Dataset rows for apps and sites
• • • • • • •
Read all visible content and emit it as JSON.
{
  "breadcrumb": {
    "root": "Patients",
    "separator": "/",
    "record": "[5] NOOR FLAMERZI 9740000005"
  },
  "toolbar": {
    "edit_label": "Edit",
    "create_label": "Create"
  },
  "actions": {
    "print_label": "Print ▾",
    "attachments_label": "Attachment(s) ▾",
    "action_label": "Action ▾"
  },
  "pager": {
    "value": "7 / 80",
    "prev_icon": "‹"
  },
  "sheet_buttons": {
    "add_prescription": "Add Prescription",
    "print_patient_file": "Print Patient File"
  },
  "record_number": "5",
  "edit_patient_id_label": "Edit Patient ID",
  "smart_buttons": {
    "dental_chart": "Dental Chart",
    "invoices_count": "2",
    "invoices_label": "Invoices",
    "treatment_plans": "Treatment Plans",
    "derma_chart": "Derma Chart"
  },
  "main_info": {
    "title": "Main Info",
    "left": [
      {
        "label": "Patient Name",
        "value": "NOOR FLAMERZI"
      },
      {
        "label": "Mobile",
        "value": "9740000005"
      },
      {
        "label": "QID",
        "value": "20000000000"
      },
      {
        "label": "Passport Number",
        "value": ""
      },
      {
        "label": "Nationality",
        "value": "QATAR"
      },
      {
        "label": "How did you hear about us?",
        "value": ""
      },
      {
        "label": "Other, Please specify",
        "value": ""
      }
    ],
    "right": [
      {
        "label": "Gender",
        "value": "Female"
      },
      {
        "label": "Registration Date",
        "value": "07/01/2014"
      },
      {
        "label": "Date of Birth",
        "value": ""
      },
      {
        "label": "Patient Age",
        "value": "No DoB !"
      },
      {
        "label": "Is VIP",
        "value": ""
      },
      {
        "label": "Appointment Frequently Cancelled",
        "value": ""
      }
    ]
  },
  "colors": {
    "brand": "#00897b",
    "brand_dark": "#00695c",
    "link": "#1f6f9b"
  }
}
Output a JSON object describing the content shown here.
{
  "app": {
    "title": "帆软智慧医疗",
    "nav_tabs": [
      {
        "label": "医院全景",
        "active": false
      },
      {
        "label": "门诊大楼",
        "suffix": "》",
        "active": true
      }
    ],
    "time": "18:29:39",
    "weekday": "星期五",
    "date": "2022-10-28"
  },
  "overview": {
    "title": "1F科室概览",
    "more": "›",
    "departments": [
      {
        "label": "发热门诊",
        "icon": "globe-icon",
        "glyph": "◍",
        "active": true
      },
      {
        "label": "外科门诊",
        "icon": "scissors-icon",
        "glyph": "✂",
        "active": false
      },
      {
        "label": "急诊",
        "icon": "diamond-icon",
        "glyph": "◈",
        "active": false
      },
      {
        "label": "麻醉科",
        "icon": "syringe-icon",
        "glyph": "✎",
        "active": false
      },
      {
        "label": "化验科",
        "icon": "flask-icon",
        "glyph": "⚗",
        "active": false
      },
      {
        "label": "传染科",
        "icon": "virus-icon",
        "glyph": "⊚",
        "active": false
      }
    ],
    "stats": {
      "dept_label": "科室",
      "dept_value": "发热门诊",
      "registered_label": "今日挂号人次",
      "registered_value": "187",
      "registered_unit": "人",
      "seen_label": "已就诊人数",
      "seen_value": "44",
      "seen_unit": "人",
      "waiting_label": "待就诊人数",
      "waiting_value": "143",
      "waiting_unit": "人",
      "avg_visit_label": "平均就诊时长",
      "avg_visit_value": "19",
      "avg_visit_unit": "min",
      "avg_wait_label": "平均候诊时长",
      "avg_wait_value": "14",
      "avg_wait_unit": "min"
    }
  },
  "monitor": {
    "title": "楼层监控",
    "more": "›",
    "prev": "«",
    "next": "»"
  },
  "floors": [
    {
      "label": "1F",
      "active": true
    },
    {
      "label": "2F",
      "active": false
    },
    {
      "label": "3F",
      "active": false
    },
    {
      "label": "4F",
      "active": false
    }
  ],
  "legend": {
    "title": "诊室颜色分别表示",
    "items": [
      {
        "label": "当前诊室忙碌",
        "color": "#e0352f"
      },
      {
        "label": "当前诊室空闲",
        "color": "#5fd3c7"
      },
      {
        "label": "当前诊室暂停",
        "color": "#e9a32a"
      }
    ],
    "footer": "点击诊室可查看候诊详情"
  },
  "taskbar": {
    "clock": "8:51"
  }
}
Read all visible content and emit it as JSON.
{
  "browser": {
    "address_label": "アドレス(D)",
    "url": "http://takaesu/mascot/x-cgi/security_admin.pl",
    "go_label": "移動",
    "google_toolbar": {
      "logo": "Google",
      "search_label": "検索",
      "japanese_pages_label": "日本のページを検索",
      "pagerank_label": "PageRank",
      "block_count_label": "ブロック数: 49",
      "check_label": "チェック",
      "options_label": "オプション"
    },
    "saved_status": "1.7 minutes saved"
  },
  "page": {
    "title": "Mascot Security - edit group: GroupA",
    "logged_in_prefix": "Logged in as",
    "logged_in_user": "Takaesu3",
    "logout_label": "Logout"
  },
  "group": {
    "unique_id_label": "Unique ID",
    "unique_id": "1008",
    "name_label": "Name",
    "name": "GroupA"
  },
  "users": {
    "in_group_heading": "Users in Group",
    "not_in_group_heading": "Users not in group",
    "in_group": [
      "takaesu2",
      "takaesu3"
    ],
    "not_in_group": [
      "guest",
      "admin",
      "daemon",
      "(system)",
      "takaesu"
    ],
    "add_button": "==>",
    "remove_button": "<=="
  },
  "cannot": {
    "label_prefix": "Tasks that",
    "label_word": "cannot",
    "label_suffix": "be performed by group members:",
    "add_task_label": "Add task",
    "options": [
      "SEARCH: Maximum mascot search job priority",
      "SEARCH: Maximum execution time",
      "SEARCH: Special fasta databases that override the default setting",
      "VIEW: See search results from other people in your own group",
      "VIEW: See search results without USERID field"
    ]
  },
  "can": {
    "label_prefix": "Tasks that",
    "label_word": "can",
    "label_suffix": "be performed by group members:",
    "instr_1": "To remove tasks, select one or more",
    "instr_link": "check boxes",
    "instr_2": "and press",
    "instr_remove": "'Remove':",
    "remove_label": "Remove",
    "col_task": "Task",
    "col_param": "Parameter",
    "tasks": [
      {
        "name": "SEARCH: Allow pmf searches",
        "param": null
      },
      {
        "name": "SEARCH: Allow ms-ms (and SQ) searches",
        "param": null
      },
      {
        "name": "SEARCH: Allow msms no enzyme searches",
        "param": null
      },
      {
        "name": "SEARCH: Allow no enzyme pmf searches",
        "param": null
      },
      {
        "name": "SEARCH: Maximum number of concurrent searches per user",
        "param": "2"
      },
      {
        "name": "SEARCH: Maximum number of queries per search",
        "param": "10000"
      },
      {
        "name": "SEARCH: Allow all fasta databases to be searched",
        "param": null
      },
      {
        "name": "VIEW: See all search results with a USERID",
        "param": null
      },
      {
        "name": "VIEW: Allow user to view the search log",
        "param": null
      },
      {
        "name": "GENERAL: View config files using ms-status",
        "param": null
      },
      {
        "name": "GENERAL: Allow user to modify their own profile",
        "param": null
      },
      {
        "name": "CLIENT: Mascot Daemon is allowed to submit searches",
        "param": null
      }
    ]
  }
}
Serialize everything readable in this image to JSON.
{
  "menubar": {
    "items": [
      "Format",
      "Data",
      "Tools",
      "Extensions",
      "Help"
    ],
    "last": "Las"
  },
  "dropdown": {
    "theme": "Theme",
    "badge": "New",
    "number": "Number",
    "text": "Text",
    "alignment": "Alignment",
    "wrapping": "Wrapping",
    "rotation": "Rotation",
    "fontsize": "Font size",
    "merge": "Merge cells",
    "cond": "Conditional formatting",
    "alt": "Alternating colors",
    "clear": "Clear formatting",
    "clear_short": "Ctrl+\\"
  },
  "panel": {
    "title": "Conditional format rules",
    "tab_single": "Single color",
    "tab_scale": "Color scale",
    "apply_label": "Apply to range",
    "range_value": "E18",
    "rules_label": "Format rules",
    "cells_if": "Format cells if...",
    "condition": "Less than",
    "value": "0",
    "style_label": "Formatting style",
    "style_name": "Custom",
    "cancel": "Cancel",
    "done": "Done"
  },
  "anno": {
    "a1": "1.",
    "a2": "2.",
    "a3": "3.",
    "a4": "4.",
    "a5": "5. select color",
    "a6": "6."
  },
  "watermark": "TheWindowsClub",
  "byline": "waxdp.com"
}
• • • • • • •
> [About this exercise]:
From the line with "Serialize everything readable" to the final line of the data above, please reproduce every line exactly and add nothing.

> [Expected answer]:
Serialize everything readable in this image to JSON.
{
  "menubar": {
    "items": [
      "Format",
      "Data",
      "Tools",
      "Extensions",
      "Help"
    ],
    "last": "Las"
  },
  "dropdown": {
    "theme": "Theme",
    "badge": "New",
    "number": "Number",
    "text": "Text",
    "alignment": "Alignment",
    "wrapping": "Wrapping",
    "rotation": "Rotation",
    "fontsize": "Font size",
    "merge": "Merge cells",
    "cond": "Conditional formatting",
    "alt": "Alternating colors",
    "clear": "Clear formatting",
    "clear_short": "Ctrl+\\"
  },
  "panel": {
    "title": "Conditional format rules",
    "tab_single": "Single color",
    "tab_scale": "Color scale",
    "apply_label": "Apply to range",
    "range_value": "E18",
    "rules_label": "Format rules",
    "cells_if": "Format cells if...",
    "condition": "Less than",
    "value": "0",
    "style_label": "Formatting style",
    "style_name": "Custom",
    "cancel": "Cancel",
    "done": "Done"
  },
  "anno": {
    "a1": "1.",
    "a2": "2.",
    "a3": "3.",
    "a4": "4.",
    "a5": "5. select color",
    "a6": "6."
  },
  "watermark": "TheWindowsClub",
  "byline": "waxdp.com"
}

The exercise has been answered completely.